THE EXERCISE: Look through the lines and report how many include the word "text", giving nothing but the number.

* begin *

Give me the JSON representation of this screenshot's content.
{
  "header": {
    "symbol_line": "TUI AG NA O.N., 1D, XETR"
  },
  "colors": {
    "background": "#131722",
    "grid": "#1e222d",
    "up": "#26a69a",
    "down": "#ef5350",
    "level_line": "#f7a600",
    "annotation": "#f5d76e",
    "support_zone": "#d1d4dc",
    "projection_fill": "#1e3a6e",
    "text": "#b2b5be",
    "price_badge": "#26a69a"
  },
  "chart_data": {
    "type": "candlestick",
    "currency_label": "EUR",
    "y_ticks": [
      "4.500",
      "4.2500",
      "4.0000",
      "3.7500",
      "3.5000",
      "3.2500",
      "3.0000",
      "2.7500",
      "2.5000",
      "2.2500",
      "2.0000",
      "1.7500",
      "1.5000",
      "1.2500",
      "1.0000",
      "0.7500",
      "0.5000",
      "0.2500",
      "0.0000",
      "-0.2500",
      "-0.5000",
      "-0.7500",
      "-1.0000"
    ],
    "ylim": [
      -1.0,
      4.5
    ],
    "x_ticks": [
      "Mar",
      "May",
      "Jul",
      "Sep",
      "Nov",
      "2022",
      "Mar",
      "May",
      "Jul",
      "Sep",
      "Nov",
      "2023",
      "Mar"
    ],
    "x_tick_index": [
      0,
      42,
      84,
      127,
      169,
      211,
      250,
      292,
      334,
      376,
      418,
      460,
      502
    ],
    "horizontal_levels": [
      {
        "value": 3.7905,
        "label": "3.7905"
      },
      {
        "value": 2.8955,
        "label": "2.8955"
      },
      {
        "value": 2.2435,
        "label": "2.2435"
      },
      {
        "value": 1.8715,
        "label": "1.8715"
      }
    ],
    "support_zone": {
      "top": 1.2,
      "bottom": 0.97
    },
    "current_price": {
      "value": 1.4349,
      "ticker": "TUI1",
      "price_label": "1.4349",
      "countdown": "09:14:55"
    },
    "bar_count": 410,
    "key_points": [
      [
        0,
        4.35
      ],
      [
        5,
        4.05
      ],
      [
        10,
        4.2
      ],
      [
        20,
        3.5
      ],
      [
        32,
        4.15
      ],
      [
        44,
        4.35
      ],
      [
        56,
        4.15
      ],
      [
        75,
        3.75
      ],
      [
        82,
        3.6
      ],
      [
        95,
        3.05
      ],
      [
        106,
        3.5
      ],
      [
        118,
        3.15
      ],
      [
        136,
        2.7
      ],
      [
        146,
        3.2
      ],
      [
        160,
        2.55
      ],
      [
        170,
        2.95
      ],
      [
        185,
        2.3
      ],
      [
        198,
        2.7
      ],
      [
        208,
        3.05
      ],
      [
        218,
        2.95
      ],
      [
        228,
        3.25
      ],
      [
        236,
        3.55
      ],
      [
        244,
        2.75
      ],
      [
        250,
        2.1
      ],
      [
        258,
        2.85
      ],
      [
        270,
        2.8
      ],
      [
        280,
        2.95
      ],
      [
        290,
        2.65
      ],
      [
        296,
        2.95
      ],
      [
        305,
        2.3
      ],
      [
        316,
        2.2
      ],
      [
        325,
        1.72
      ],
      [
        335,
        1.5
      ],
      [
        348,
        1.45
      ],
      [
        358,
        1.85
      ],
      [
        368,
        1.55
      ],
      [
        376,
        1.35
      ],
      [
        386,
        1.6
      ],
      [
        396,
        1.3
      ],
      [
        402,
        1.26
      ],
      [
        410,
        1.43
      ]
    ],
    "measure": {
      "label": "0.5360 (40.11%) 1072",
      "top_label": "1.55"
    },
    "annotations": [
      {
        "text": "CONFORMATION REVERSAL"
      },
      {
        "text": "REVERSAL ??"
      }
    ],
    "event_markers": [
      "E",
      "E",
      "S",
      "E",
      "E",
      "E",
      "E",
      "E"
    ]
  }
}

* end *

RESPONSE TO THE TASK: 3